**Passage given**
* * * *

Okay, perfect. So, let's talk just a little bit about what hot mix asphalt is.
Right.
So maybe just start at a high level. You know, what is hot mix asphalt? Because I think, again, some people may not have a great-
Yeah. Well, at its basic definition, hot mix asphalt, which you ride on over 90% of the roads in America, is really rocks glued together, right? At its basic definition. You've got large rocks, medium-sized rocks, and tiny rocks. Think sand. That's all it is, and it's glued together with liquid asphalt, asphalt cement. And so, and it's heated up at an asphalt plant, hauled to the road, laid down, and rolled. It's really that simple. But the key part that's a competitive advantage for our business, there's two things: First, in each of those local markets, we have an asphalt plant. That's a key part of the market that defines that market, and the reason it defines that market is two things.
Number 1 is the fact that we can make asphalt gives us a competitive advantage, and there's only usually one or two other manufacturers of asphalt in that market. So when we bid on projects, we know who our competitors for those projects are gonna be, which creates a relative market share business. The second key thing is you can only haul asphalt about 40-50 miles at most, for two reasons. Number 1, economically, it gets too expensive, and number 2 is it cools off, and so you can't lay it down on the road and get it accepted if it cools too much. So that creates a moat around that market. So, for example, in Tallahassee, Florida, we have an asphalt plant, and there's two other people that make asphalt in that market.

* * * *

**Information given**
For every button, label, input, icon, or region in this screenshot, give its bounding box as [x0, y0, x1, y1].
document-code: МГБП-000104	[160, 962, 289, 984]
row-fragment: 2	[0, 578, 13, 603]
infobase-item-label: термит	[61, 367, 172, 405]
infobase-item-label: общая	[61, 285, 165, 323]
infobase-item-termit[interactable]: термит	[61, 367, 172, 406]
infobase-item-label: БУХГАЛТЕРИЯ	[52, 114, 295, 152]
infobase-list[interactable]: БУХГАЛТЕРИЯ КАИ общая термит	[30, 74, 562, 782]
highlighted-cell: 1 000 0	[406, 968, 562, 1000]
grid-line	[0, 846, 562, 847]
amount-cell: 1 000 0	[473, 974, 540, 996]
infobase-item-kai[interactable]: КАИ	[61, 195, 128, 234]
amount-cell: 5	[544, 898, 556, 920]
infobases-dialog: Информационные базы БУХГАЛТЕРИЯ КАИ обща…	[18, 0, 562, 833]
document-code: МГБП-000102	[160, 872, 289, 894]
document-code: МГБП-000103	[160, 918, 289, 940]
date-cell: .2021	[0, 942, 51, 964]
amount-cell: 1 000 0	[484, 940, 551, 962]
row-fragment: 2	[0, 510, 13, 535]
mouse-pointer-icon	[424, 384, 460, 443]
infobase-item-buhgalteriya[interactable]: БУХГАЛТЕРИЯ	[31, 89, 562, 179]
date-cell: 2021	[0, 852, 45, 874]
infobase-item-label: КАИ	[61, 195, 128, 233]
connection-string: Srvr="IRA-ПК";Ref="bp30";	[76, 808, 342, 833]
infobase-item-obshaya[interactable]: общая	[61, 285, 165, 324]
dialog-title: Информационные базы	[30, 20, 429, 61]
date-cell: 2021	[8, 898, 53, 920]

* * * *

Name, in order, the steps the passage on hot mix asphalt gives for taking the mix from the plant onto the road.

1. Heated up at an asphalt plant
2. Hauled to the road
3. Laid down
4. Rolled